[Dataset records]

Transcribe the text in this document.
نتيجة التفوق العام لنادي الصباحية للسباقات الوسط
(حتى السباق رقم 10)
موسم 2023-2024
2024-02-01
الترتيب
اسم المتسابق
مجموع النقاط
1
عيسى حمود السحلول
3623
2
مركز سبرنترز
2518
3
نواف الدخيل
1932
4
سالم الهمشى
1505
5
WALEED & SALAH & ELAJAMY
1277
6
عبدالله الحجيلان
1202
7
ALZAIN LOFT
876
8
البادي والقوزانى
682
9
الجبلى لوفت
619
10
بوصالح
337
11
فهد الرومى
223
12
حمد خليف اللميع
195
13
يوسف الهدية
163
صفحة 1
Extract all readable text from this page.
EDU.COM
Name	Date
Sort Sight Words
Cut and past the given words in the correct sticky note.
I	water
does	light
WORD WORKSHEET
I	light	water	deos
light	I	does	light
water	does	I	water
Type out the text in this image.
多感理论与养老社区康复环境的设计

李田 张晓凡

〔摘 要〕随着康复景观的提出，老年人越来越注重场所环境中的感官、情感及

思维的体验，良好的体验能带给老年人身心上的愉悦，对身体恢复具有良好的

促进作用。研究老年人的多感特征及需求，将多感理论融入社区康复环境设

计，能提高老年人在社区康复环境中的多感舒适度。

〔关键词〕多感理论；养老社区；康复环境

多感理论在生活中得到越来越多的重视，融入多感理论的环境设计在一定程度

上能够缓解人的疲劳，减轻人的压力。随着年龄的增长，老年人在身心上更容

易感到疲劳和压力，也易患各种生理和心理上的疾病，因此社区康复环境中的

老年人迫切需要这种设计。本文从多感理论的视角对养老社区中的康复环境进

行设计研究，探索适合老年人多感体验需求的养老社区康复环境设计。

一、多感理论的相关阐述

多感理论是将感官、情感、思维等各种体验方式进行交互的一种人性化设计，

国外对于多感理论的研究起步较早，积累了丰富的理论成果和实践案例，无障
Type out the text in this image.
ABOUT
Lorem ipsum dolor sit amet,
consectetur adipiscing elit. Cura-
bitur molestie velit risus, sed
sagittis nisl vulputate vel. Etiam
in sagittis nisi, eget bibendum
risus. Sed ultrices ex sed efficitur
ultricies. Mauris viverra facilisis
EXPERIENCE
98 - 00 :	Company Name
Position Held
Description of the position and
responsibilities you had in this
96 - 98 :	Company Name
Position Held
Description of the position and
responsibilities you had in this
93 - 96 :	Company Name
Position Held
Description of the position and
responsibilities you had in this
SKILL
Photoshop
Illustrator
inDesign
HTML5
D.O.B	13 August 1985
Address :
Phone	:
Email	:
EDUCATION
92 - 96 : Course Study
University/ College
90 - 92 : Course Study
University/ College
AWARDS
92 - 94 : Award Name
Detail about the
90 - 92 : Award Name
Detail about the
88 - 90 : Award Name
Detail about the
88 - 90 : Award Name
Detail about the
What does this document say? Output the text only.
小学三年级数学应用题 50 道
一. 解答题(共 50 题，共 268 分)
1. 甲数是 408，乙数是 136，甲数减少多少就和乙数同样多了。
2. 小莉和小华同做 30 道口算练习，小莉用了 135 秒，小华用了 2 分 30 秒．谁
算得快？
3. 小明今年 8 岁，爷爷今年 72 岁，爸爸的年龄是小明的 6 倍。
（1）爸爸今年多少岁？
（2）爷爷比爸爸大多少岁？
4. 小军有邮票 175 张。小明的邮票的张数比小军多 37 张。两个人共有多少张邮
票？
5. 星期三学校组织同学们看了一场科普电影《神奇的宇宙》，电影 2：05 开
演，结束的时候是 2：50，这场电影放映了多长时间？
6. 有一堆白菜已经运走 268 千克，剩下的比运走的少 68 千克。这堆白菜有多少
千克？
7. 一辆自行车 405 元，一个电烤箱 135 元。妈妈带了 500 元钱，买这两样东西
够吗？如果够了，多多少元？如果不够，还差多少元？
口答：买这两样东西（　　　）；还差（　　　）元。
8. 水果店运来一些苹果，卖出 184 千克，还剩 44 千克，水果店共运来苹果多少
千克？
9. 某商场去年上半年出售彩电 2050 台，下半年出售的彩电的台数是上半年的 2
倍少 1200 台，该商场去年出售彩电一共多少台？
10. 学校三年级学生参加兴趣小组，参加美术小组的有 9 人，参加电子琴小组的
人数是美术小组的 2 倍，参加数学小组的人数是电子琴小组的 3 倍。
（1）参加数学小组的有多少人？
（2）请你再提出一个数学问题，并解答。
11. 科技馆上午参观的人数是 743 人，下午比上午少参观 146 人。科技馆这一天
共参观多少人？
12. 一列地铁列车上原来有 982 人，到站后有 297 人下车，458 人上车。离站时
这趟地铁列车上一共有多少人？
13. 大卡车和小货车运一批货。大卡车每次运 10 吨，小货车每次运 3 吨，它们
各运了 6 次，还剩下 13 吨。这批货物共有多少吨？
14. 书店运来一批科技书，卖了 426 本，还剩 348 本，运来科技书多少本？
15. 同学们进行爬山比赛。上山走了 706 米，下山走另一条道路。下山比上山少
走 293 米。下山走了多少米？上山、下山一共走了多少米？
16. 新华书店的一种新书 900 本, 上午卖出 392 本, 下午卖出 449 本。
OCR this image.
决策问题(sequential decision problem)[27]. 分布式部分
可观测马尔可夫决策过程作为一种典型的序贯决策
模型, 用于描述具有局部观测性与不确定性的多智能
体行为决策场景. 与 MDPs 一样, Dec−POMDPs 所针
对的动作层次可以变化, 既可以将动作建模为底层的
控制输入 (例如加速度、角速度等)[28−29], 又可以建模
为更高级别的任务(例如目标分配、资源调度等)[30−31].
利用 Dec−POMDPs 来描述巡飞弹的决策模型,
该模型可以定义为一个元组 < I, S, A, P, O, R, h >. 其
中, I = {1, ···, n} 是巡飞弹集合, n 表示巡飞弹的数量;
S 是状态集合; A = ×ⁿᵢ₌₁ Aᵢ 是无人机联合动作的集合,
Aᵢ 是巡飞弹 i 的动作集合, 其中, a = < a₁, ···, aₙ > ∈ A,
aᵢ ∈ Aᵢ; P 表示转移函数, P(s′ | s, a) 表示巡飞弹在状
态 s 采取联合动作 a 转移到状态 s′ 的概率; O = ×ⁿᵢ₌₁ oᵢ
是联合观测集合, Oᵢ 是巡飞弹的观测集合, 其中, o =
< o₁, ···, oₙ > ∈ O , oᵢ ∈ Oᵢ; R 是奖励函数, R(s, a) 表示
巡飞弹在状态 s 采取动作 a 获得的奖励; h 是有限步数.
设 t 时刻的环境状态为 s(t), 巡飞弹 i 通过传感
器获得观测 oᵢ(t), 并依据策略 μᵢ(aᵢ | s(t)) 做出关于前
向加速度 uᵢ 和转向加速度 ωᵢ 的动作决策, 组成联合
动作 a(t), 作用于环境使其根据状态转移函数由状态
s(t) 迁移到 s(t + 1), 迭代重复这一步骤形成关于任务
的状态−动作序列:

--- Work to do ---
List each line of the records that holds the string "Company".

--- Answer to the problem ---
98 - 00 :	Company Name
96 - 98 :	Company Name
93 - 96 :	Company Name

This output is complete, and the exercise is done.